Could you convert the records into a JSON list of strings, one string per line with blank lines omitted, starting at the very first line and stopping after the line that contains "participant-name: москворечье: [989, 568, 1058, 584]"?

══ Recorded information

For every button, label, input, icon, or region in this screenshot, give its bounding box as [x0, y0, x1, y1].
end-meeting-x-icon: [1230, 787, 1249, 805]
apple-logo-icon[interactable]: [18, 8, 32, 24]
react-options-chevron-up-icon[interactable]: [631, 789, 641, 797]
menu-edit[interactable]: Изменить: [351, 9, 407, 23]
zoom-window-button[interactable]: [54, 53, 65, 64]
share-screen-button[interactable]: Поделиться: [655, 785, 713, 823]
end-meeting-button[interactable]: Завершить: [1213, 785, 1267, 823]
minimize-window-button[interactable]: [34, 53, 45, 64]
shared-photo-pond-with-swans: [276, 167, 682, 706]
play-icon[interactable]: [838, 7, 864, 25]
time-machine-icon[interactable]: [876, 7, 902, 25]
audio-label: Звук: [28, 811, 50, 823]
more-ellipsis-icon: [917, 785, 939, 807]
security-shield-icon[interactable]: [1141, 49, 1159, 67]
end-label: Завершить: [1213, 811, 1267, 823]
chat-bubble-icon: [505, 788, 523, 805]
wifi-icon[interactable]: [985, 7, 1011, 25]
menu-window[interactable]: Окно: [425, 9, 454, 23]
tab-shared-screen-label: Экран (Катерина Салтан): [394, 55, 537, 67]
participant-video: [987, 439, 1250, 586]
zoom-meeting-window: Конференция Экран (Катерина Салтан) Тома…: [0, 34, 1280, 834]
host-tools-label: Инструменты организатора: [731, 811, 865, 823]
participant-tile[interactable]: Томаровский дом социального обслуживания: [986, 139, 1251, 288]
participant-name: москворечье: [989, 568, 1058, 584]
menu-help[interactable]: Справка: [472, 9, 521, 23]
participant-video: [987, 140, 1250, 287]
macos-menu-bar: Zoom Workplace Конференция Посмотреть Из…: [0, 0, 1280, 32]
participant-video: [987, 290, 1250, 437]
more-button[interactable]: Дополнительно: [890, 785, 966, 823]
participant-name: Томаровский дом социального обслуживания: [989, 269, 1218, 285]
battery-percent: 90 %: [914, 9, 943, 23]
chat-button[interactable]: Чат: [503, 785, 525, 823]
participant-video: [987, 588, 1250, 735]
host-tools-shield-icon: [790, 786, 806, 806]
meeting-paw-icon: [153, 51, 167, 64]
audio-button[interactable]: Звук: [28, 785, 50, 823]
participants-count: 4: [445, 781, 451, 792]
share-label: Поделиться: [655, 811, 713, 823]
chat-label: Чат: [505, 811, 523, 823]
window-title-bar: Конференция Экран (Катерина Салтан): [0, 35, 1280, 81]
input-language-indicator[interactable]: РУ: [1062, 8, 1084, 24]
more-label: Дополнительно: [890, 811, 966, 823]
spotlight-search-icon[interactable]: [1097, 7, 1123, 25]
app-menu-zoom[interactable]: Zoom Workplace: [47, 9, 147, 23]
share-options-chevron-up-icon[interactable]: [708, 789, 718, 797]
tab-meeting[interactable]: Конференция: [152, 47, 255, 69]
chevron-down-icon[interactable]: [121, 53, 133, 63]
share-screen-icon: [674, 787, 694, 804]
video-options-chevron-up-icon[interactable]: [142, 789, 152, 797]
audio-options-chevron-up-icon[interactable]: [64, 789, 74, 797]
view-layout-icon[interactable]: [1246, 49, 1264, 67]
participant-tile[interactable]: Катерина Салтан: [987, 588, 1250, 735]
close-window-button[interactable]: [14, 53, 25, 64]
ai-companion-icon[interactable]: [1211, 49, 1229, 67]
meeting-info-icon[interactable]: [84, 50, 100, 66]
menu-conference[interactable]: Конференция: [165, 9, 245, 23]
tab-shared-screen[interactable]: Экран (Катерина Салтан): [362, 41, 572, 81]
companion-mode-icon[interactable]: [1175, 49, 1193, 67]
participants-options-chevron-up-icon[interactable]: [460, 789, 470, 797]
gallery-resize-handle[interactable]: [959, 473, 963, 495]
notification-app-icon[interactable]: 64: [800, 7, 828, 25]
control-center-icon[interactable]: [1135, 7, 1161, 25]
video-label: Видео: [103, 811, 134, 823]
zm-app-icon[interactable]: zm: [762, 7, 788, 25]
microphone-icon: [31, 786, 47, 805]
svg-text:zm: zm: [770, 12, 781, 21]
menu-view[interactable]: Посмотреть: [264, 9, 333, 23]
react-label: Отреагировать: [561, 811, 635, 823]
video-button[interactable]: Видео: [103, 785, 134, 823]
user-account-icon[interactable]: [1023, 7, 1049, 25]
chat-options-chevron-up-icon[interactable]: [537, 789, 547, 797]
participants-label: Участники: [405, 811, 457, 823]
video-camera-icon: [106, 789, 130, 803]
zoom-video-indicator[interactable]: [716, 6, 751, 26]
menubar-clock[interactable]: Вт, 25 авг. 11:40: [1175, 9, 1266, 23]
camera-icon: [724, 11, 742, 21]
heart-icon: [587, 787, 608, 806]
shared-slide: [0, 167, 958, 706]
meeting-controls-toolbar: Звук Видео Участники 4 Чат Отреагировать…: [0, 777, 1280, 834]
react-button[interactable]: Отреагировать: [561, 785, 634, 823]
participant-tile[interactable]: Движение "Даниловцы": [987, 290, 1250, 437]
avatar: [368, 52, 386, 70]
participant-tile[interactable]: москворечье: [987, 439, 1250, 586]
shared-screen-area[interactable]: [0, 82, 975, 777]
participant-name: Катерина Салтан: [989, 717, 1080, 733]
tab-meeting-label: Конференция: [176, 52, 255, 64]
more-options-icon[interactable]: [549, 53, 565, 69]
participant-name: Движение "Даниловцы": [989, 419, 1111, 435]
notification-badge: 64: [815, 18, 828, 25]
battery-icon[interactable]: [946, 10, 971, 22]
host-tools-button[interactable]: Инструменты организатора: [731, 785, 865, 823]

════

## Worked solution
[
  "For every button, label, input, icon, or region in this screenshot, give its bounding box as [x0, y0, x1, y1].",
  "end-meeting-x-icon: [1230, 787, 1249, 805]",
  "apple-logo-icon[interactable]: [18, 8, 32, 24]",
  "react-options-chevron-up-icon[interactable]: [631, 789, 641, 797]",
  "menu-edit[interactable]: Изменить: [351, 9, 407, 23]",
  "zoom-window-button[interactable]: [54, 53, 65, 64]",
  "share-screen-button[interactable]: Поделиться: [655, 785, 713, 823]",
  "end-meeting-button[interactable]: Завершить: [1213, 785, 1267, 823]",
  "minimize-window-button[interactable]: [34, 53, 45, 64]",
  "shared-photo-pond-with-swans: [276, 167, 682, 706]",
  "play-icon[interactable]: [838, 7, 864, 25]",
  "time-machine-icon[interactable]: [876, 7, 902, 25]",
  "audio-label: Звук: [28, 811, 50, 823]",
  "more-ellipsis-icon: [917, 785, 939, 807]",
  "security-shield-icon[interactable]: [1141, 49, 1159, 67]",
  "end-label: Завершить: [1213, 811, 1267, 823]",
  "chat-bubble-icon: [505, 788, 523, 805]",
  "wifi-icon[interactable]: [985, 7, 1011, 25]",
  "menu-window[interactable]: Окно: [425, 9, 454, 23]",
  "tab-shared-screen-label: Экран (Катерина Салтан): [394, 55, 537, 67]",
  "participant-video: [987, 439, 1250, 586]",
  "zoom-meeting-window: Конференция Экран (Катерина Салтан) Тома…: [0, 34, 1280, 834]",
  "host-tools-label: Инструменты организатора: [731, 811, 865, 823]",
  "participant-tile[interactable]: Томаровский дом социального обслуживания: [986, 139, 1251, 288]",
  "participant-name: москворечье: [989, 568, 1058, 584]"
]